◆ **Exercise passage**:
The PEDro score for each study is reported in Table 1. The mean ± SD PEDro score of the studies included in the review was 5.5 ± 1.5, with scores ranging from 4 to 8 (that is, moderate to high quality). When PEDro scores of the two reviewers were compared, consistency was high (α=0.751; P<0.0001) . The most common methodological weaknesses of the studies referred to the blinding of patients (although sham NMES was used in two studies [43, 44], which could be considered a type of blinding), therapists, and assessors. The allocation of subjects to different intervention groups was concealed in only two studies [43, 46]. In addition, two studies did not report baseline data for muscle strength, and therefore comparability between groups could not be established [35, 36]. Only three studies met the follow-up criteria as established by the PEDro scale [43, 45, 46], either because data for at least one key outcome were not obtained in more than 15% of the patients initially allocated into treatment groups [25, 35, 36], or because the number of patients from whom key outcome data were obtained was not explicitly stated [44, 47]. Two of the studies used ITT analysis [35, 36], and in one study all patients received treatments as allocated . The rest of the studies did not meet the ITT analysis criterion [25, 43–45, 47]. The results of all five RCTs that investigated the effect of NMES on muscle strength supported the effectiveness of this intervention. Because two of these studies [43, 46] were of high methodological quality (PEDro score ≥ 7), the level of evidence could be categorized as moderate to strong. By contrast, because only two [25, 44] of the four studies that investigated the effect of NMES on muscle mass found a positive outcome, the evidence in support of this technique to improve muscle mass can be considered as conflicting.

◆ **Requirement 1**: Based on the passage on study quality and NMES, decide whether each statement agrees with it, answering yes or no and quoting the words that decide it: (a) The PEDro scores of the included studies ranged from 4 to 8. (b) Most of the studies concealed the allocation of subjects to intervention groups. (c) The evidence that NMES improves muscle mass is strong.
◆ **Requirement 2**: Continue the passage on study quality and NMES from the point where it stops.
The entries play no part in this exercise.

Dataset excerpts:
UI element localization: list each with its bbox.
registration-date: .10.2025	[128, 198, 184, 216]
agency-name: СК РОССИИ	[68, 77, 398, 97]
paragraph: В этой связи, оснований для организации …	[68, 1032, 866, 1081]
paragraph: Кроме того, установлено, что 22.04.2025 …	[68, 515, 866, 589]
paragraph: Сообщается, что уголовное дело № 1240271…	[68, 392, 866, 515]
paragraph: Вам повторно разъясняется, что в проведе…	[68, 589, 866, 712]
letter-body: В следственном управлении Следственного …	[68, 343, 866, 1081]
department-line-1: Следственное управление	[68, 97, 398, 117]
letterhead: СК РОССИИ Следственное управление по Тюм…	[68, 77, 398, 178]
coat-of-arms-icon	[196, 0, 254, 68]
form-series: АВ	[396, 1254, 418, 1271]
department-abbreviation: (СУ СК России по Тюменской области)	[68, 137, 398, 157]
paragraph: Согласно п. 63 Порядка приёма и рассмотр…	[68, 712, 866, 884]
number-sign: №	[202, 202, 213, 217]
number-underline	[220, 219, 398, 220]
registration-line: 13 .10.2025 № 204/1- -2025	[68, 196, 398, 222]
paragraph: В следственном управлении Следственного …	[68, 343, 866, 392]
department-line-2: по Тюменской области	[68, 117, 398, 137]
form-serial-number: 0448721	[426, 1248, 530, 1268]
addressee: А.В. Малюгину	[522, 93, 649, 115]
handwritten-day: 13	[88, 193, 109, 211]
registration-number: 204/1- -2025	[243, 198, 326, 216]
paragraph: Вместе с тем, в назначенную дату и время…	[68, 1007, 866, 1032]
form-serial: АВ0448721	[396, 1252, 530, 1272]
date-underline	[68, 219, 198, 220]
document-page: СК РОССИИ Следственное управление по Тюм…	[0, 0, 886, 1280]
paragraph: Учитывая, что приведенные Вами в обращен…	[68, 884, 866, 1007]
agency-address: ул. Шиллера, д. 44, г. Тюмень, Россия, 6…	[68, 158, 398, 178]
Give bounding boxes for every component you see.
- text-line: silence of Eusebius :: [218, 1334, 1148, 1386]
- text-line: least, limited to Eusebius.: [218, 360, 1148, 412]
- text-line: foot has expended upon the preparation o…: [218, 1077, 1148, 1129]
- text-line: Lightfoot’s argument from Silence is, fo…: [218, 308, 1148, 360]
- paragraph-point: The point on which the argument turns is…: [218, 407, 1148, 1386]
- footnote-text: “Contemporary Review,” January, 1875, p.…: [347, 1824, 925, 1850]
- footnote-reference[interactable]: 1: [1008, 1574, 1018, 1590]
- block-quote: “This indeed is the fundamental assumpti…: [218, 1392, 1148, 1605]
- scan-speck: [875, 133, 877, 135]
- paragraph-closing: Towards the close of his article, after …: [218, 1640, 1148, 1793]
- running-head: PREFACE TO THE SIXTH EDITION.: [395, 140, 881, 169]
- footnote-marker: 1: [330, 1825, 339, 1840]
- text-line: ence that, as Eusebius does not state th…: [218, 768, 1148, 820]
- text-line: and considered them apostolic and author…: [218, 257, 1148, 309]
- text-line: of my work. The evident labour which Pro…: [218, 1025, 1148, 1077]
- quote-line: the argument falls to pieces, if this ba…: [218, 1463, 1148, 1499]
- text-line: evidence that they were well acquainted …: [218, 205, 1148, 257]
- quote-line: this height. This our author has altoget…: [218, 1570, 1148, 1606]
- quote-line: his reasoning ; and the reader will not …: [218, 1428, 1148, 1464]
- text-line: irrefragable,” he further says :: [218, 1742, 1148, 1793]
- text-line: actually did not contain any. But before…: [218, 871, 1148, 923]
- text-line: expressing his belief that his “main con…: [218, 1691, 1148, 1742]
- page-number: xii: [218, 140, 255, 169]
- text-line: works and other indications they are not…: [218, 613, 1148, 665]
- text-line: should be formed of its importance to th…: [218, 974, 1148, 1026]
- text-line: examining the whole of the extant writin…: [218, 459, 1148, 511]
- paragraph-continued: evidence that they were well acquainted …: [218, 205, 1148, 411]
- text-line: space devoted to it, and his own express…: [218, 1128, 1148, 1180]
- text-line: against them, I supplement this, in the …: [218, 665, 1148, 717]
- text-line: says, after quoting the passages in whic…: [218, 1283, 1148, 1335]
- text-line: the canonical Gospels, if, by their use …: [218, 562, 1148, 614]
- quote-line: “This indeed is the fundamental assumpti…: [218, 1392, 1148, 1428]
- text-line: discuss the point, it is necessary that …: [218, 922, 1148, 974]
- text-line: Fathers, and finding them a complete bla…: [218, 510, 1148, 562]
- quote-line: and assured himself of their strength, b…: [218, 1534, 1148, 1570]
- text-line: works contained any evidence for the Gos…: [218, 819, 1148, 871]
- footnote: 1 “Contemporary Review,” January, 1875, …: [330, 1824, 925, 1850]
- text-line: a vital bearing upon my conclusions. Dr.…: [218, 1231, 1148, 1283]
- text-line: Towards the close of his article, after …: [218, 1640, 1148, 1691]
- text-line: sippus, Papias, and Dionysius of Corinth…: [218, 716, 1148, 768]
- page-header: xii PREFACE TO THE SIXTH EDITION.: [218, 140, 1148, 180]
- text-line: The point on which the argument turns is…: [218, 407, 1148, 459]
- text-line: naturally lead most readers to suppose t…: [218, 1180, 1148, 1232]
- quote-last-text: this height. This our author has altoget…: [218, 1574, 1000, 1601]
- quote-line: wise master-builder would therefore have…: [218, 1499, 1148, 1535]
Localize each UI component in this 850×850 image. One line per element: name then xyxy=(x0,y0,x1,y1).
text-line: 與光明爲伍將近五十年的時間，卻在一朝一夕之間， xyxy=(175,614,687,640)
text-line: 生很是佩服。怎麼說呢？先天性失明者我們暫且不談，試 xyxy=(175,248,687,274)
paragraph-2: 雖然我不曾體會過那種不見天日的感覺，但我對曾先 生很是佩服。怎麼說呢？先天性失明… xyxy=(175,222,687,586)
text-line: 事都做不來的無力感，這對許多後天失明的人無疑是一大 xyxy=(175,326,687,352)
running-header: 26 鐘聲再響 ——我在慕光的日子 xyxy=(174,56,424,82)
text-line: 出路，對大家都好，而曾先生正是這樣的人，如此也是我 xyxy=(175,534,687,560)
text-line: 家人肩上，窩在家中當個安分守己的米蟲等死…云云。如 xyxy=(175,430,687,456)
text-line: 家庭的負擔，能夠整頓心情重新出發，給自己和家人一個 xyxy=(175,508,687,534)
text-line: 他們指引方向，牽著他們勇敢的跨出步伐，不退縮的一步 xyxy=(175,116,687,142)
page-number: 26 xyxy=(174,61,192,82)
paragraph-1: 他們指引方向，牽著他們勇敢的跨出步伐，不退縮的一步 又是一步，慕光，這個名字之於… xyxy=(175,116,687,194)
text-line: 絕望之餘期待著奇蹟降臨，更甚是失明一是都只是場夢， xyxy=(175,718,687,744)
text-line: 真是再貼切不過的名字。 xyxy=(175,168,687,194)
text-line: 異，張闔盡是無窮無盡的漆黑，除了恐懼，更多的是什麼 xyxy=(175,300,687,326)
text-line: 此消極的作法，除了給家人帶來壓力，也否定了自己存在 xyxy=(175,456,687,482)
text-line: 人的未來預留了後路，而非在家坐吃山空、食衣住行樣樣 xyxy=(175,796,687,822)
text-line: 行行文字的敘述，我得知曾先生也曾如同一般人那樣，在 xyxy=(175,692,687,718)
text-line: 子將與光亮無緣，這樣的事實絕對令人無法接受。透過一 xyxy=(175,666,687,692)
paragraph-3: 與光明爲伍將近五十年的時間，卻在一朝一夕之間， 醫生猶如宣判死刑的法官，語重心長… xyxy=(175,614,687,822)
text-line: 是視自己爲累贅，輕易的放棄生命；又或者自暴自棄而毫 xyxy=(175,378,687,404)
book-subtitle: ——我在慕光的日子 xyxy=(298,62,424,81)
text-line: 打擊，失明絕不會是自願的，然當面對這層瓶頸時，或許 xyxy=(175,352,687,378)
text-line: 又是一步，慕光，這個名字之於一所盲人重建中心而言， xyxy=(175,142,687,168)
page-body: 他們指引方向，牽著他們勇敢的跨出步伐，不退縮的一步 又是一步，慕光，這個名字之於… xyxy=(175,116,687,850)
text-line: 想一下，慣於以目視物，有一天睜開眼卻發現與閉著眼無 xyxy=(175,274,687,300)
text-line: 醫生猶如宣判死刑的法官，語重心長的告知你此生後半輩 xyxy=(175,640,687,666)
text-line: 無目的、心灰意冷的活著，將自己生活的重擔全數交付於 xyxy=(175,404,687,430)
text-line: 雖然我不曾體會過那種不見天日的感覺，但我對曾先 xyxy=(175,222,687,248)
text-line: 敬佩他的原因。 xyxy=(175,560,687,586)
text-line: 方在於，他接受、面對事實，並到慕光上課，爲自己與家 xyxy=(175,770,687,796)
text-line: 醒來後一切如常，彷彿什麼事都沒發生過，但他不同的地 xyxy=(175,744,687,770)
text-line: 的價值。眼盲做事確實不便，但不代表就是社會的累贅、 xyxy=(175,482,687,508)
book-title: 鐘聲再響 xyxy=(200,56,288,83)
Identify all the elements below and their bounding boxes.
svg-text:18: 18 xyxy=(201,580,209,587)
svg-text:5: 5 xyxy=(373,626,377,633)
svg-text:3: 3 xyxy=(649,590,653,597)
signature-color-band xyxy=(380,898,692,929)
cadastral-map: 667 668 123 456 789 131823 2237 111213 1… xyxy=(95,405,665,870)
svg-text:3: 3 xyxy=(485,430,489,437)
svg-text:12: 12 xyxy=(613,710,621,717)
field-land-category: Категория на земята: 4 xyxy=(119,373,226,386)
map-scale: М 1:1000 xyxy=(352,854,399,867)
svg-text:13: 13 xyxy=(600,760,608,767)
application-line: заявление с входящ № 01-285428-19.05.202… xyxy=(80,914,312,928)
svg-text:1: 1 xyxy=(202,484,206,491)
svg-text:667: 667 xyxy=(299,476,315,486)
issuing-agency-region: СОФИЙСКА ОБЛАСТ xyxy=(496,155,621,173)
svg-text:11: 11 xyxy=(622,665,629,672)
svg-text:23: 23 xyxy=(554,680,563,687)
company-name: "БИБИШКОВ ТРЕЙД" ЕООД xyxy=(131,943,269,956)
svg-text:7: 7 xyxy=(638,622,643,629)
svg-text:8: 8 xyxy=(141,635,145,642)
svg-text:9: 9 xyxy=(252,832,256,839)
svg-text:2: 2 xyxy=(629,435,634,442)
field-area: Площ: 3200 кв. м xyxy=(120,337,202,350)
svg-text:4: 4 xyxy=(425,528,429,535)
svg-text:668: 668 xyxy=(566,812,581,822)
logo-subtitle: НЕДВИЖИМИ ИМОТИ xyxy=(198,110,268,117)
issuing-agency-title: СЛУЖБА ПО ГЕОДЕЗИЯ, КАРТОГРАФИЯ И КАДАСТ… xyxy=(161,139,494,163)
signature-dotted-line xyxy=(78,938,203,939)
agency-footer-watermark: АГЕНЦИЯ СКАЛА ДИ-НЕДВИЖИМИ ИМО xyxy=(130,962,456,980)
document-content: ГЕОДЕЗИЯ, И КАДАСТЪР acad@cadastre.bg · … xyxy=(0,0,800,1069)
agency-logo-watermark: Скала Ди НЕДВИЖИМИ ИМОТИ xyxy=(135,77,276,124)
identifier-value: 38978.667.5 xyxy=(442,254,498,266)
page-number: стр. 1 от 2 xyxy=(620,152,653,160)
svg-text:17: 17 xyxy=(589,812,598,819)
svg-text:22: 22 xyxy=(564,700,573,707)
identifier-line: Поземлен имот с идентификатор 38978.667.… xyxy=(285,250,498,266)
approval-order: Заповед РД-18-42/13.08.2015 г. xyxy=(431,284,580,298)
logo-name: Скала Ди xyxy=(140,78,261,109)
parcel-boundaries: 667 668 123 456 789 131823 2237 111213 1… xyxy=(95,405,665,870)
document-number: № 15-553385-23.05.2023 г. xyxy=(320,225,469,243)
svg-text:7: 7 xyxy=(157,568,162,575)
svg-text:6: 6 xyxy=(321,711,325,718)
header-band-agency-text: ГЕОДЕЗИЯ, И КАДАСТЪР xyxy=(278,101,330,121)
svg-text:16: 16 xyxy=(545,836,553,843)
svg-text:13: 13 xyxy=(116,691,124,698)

◆ **Final answer 1**:
(a) Yes: "with scores ranging from 4 to 8"
(b) No: "The allocation of subjects to different intervention groups was concealed in only two studies [43, 46]."
(c) No: "the evidence in support of this technique to improve muscle mass can be considered as conflicting."

◆ **Final answer 2**:
Characteristics of the patients included in the review are shown in Table 2. We included in the review (at the study level) only that information on patients for whom data for at least one of the outcomes of interest was provided. Data from 172 patients (46 female, 126 male) were retrieved. Of those 172 patients, 74 were allocated to the NMES group and 76 to the control group, while the remaining 22 patients received NMES on one side of the body and the contralateral side acted as control. The most common diagnoses at admission were sepsis, COPD, and trauma, although patients were also hospitalized because of neurological problems, cancer, or post-surgery complications. The severity of the disease was categorized by the Simplified Acute Physiology Score III (SAPS III) [25, 35, 36], the Sequential Organ Failure Assessment (SOFA), and the Acute Physiology and Chronic Health Evaluation II (APACHE II) [25, 35, 36, 45, 46]. No severity scores were reported in one study . In addition, two studies reported the number of patients diagnosed with critical illness polyneuromyopathy [35, 36], and three other studies reported the number of days in the ICU [45–47]. Two studies that investigated the effects of NMES on patients with COPD reported spirometry and blood gas values as measures of disease severity [43, 47]. According to international guidelines , those patients would be categorized as patients with severe to very severe COPD.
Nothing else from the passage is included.